Some records

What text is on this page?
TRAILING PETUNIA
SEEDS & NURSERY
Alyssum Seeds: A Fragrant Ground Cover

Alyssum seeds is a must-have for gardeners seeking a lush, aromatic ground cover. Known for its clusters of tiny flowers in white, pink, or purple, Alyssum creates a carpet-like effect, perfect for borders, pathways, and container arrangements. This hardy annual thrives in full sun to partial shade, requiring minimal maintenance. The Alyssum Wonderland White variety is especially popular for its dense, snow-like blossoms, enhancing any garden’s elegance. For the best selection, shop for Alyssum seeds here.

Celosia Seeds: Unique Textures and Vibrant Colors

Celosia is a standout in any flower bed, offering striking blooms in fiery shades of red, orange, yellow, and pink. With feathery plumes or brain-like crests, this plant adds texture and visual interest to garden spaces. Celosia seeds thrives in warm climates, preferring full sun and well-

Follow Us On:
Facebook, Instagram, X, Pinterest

*EXERCISE OBJECTIVE*: Make an exact copy of every entry.

*EXERCISE RESULT*:
What text is on this page?
TRAILING PETUNIA
SEEDS & NURSERY
Alyssum Seeds: A Fragrant Ground Cover

Alyssum seeds is a must-have for gardeners seeking a lush, aromatic ground cover. Known for its clusters of tiny flowers in white, pink, or purple, Alyssum creates a carpet-like effect, perfect for borders, pathways, and container arrangements. This hardy annual thrives in full sun to partial shade, requiring minimal maintenance. The Alyssum Wonderland White variety is especially popular for its dense, snow-like blossoms, enhancing any garden’s elegance. For the best selection, shop for Alyssum seeds here.

Celosia Seeds: Unique Textures and Vibrant Colors

Celosia is a standout in any flower bed, offering striking blooms in fiery shades of red, orange, yellow, and pink. With feathery plumes or brain-like crests, this plant adds texture and visual interest to garden spaces. Celosia seeds thrives in warm climates, preferring full sun and well-

Follow Us On:
Facebook, Instagram, X, Pinterest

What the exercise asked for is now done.